Stored data
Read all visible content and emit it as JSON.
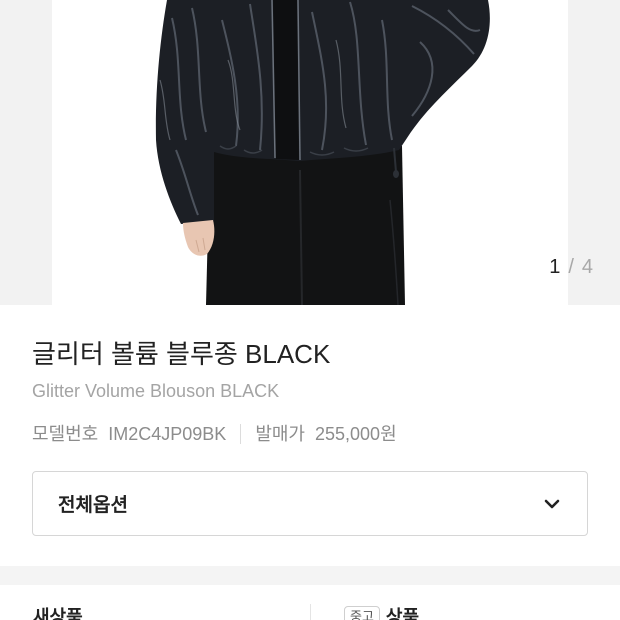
{
  "theme": {
    "text_primary": "#222222",
    "text_subtle": "#a4a4a4",
    "text_meta": "#8c8c8c",
    "border": "#d6d6d6",
    "section_band": "#f4f4f4",
    "gallery_bg": "#f2f2f2"
  },
  "gallery": {
    "current_index": "1",
    "separator": "/",
    "total": "4"
  },
  "product": {
    "title": "글리터 볼륨 블루종 BLACK",
    "subtitle": "Glitter Volume Blouson BLACK",
    "model_number_label": "모델번호",
    "model_number": "IM2C4JP09BK",
    "release_price_label": "발매가",
    "release_price": "255,000원"
  },
  "option_select": {
    "label": "전체옵션",
    "icon": "chevron-down-icon"
  },
  "condition_tabs": [
    {
      "label": "새상품"
    },
    {
      "badge": "중고",
      "label": "상품"
    }
  ]
}
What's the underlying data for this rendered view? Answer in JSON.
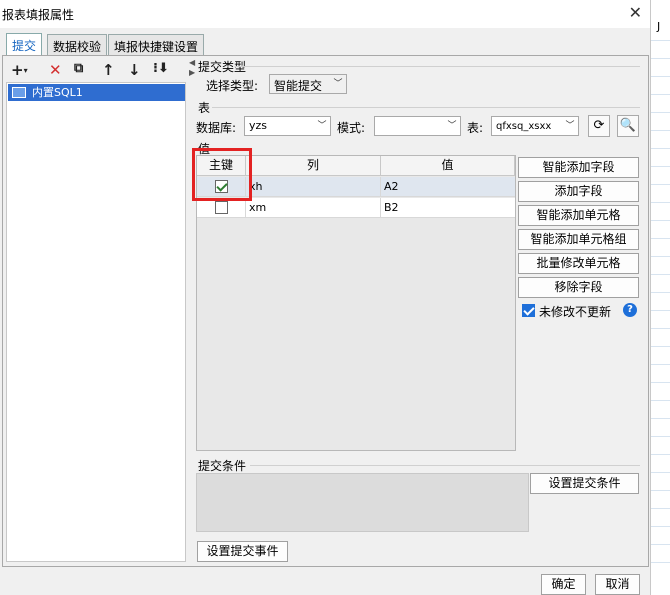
{
  "window": {
    "title": "报表填报属性",
    "close_glyph": "✕",
    "right_strip_letter": "J"
  },
  "tabs": [
    "提交",
    "数据校验",
    "填报快捷键设置"
  ],
  "left_panel": {
    "toolbar": [
      "add-icon",
      "delete-icon",
      "copy-icon",
      "move-up-icon",
      "move-down-icon",
      "sort-icon"
    ],
    "items": [
      "内置SQL1"
    ]
  },
  "submit_type": {
    "section_label": "提交类型",
    "select_label": "选择类型:",
    "select_value": "智能提交"
  },
  "table_section": {
    "section_label": "表",
    "db_label": "数据库:",
    "db_value": "yzs",
    "schema_label": "模式:",
    "schema_value": "",
    "table_label": "表:",
    "table_value": "qfxsq_xsxx"
  },
  "value_section": {
    "section_label": "值",
    "headers": [
      "主键",
      "列",
      "值"
    ],
    "rows": [
      {
        "key": true,
        "column": "xh",
        "value": "A2"
      },
      {
        "key": false,
        "column": "xm",
        "value": "B2"
      }
    ]
  },
  "side_buttons": [
    "智能添加字段",
    "添加字段",
    "智能添加单元格",
    "智能添加单元格组",
    "批量修改单元格",
    "移除字段"
  ],
  "no_update_unmodified": {
    "label": "未修改不更新",
    "checked": true
  },
  "submit_condition": {
    "section_label": "提交条件",
    "button": "设置提交条件"
  },
  "submit_event_button": "设置提交事件",
  "footer": {
    "ok": "确定",
    "cancel": "取消"
  },
  "colors": {
    "highlight": "#e32222",
    "selection": "#2f6dd0",
    "accent": "#1e6fd9"
  }
}
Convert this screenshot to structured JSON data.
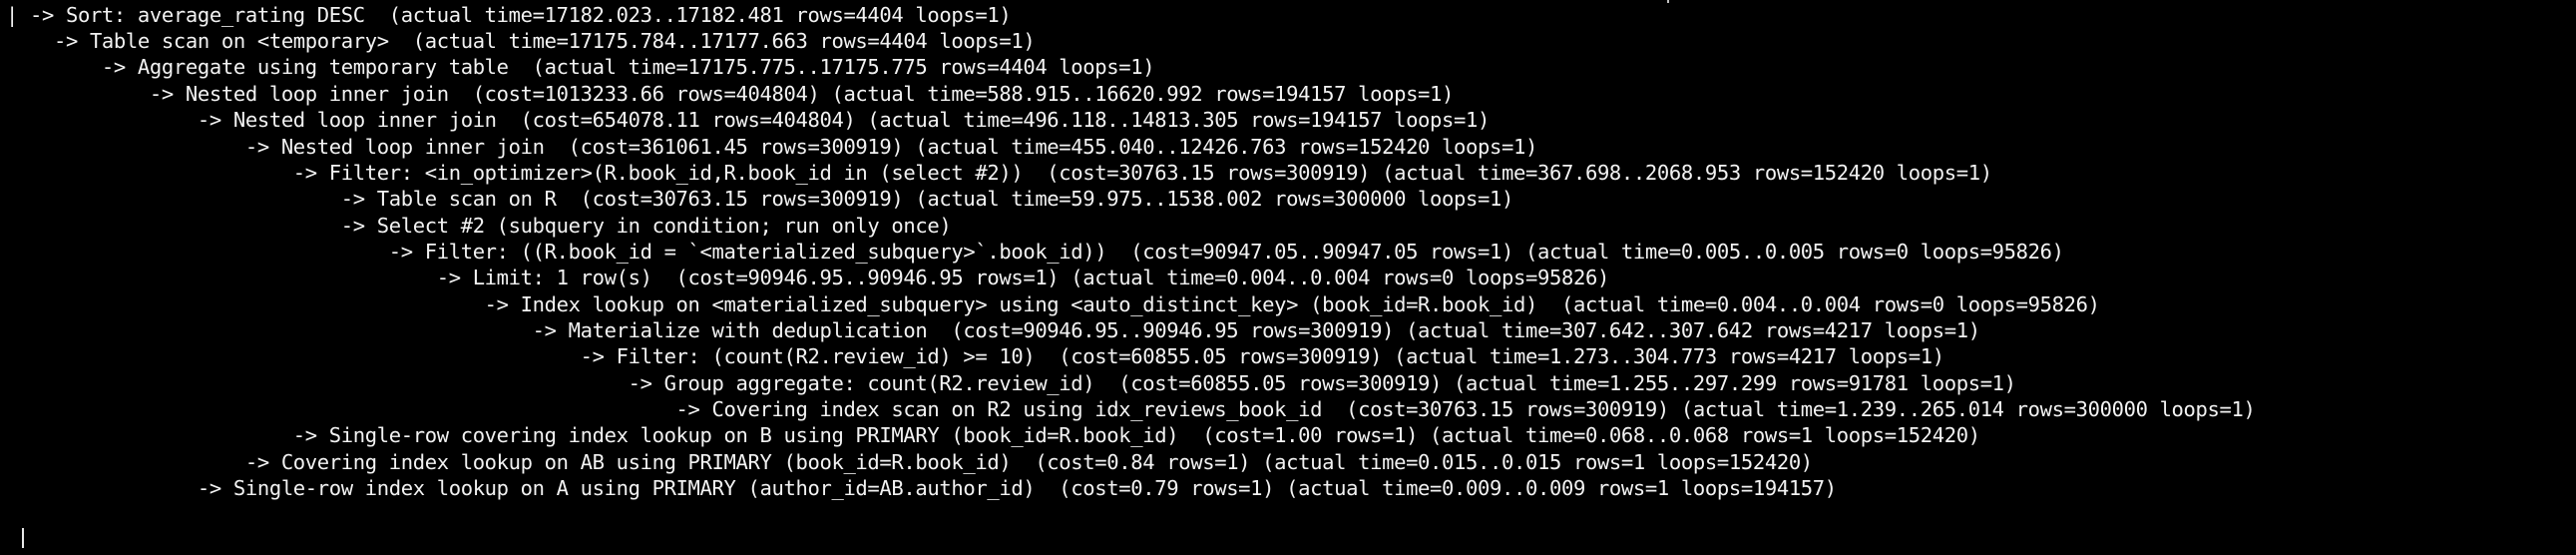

# TASK DIRECTIONS
Print the listing above in full, exactly as written. Omit any pictures.

# TASK RESPONSE
Read all visible content and emit it as JSON.
{
  "theme": {
    "text_primary": "#222222",
    "text_subtle": "#a4a4a4",
    "text_meta": "#8c8c8c",
    "border": "#d6d6d6",
    "section_band": "#f4f4f4",
    "gallery_bg": "#f2f2f2"
  },
  "gallery": {
    "current_index": "1",
    "separator": "/",
    "total": "4"
  },
  "product": {
    "title": "글리터 볼륨 블루종 BLACK",
    "subtitle": "Glitter Volume Blouson BLACK",
    "model_number_label": "모델번호",
    "model_number": "IM2C4JP09BK",
    "release_price_label": "발매가",
    "release_price": "255,000원"
  },
  "option_select": {
    "label": "전체옵션",
    "icon": "chevron-down-icon"
  },
  "condition_tabs": [
    {
      "label": "새상품"
    },
    {
      "badge": "중고",
      "label": "상품"
    }
  ]
}
What's the underlying data for this rendered view? Answer in JSON.
{
  "window": {
    "title": "报表填报属性",
    "close_glyph": "✕",
    "right_strip_letter": "J"
  },
  "tabs": [
    "提交",
    "数据校验",
    "填报快捷键设置"
  ],
  "left_panel": {
    "toolbar": [
      "add-icon",
      "delete-icon",
      "copy-icon",
      "move-up-icon",
      "move-down-icon",
      "sort-icon"
    ],
    "items": [
      "内置SQL1"
    ]
  },
  "submit_type": {
    "section_label": "提交类型",
    "select_label": "选择类型:",
    "select_value": "智能提交"
  },
  "table_section": {
    "section_label": "表",
    "db_label": "数据库:",
    "db_value": "yzs",
    "schema_label": "模式:",
    "schema_value": "",
    "table_label": "表:",
    "table_value": "qfxsq_xsxx"
  },
  "value_section": {
    "section_label": "值",
    "headers": [
      "主键",
      "列",
      "值"
    ],
    "rows": [
      {
        "key": true,
        "column": "xh",
        "value": "A2"
      },
      {
        "key": false,
        "column": "xm",
        "value": "B2"
      }
    ]
  },
  "side_buttons": [
    "智能添加字段",
    "添加字段",
    "智能添加单元格",
    "智能添加单元格组",
    "批量修改单元格",
    "移除字段"
  ],
  "no_update_unmodified": {
    "label": "未修改不更新",
    "checked": true
  },
  "submit_condition": {
    "section_label": "提交条件",
    "button": "设置提交条件"
  },
  "submit_event_button": "设置提交事件",
  "footer": {
    "ok": "确定",
    "cancel": "取消"
  },
  "colors": {
    "highlight": "#e32222",
    "selection": "#2f6dd0",
    "accent": "#1e6fd9"
  }
}
Convert this screenshot to structured JSON data.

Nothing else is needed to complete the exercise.